**A block of data:**
--- Begin ---

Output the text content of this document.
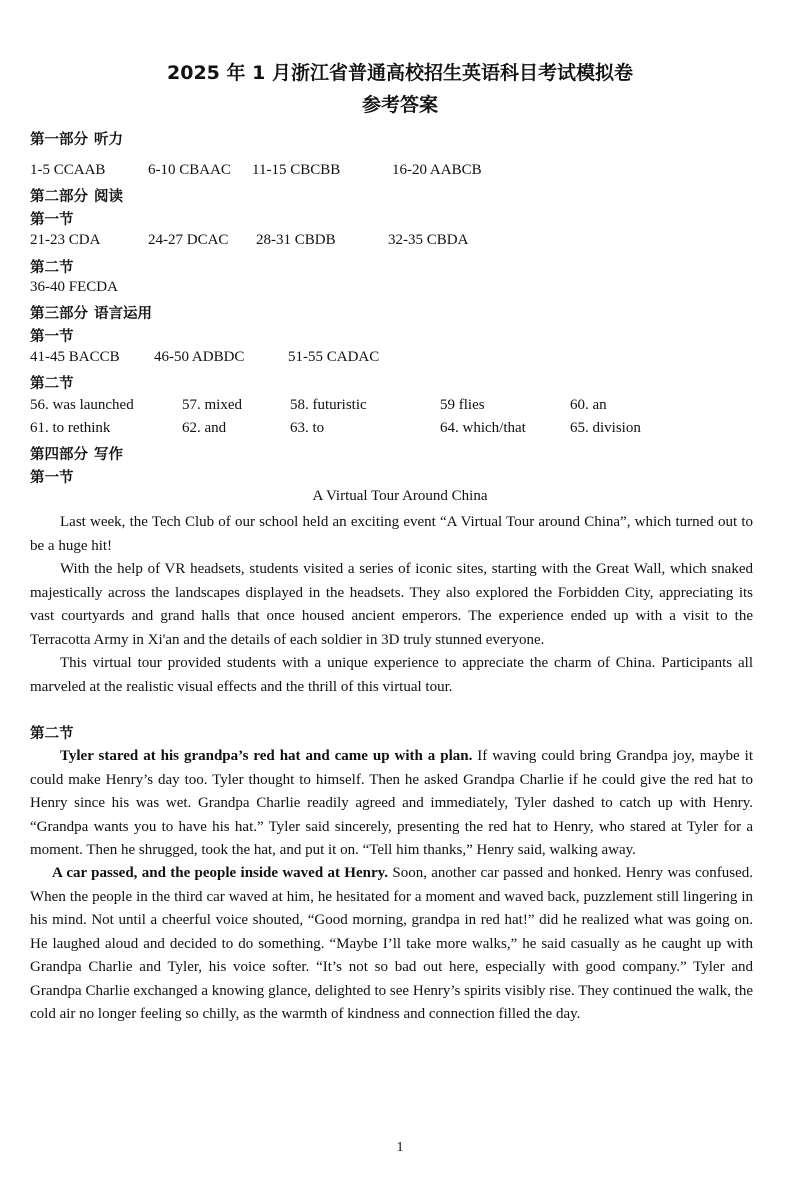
2025 年 1 月浙江省普通高校招生英语科目考试模拟卷
参考答案
第一部分 听力
1-5 CCAAB	6-10 CBAAC 11-15 CBCBB	16-20 AABCB
第二部分 阅读
第一节
21-23 CDA	24-27 DCAC 28-31 CBDB	32-35 CBDA
第二节
36-40 FECDA
第三部分 语言运用
第一节
41-45 BACCB 46-50 ADBDC	51-55 CADAC
第二节
56. was launched	57. mixed	58. futuristic	59 flies	60. an
61. to rethink	62. and	63. to	64. which/that	65. division
第四部分 写作
第一节
A Virtual Tour Around China

Last week, the Tech Club of our school held an exciting event “A Virtual Tour around China”, which turned out to be a huge hit!

With the help of VR headsets, students visited a series of iconic sites, starting with the Great Wall, which snaked majestically across the landscapes displayed in the headsets. They also explored the Forbidden City, appreciating its vast courtyards and grand halls that once housed ancient emperors. The experience ended up with a visit to the Terracotta Army in Xi'an and the details of each soldier in 3D truly stunned everyone.

This virtual tour provided students with a unique experience to appreciate the charm of China. Participants all marveled at the realistic visual effects and the thrill of this virtual tour.

第二节

Tyler stared at his grandpa’s red hat and came up with a plan. If waving could bring Grandpa joy, maybe it could make Henry’s day too. Tyler thought to himself. Then he asked Grandpa Charlie if he could give the red hat to Henry since his was wet. Grandpa Charlie readily agreed and immediately, Tyler dashed to catch up with Henry. “Grandpa wants you to have his hat.” Tyler said sincerely, presenting the red hat to Henry, who stared at Tyler for a moment. Then he shrugged, took the hat, and put it on. “Tell him thanks,” Henry said, walking away.

A car passed, and the people inside waved at Henry. Soon, another car passed and honked. Henry was confused. When the people in the third car waved at him, he hesitated for a moment and waved back, puzzlement still lingering in his mind. Not until a cheerful voice shouted, “Good morning, grandpa in red hat!” did he realized what was going on. He laughed aloud and decided to do something. “Maybe I’ll take more walks,” he said casually as he caught up with Grandpa Charlie and Tyler, his voice softer. “It’s not so bad out here, especially with good company.” Tyler and Grandpa Charlie exchanged a knowing glance, delighted to see Henry’s spirits visibly rise. They continued the walk, the cold air no longer feeling so chilly, as the warmth of kindness and connection filled the day.

1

--- End ---

**Work to be completed:** Exactly how many lines contain "experience"? State the number and nothing else.

**Written answer:** 2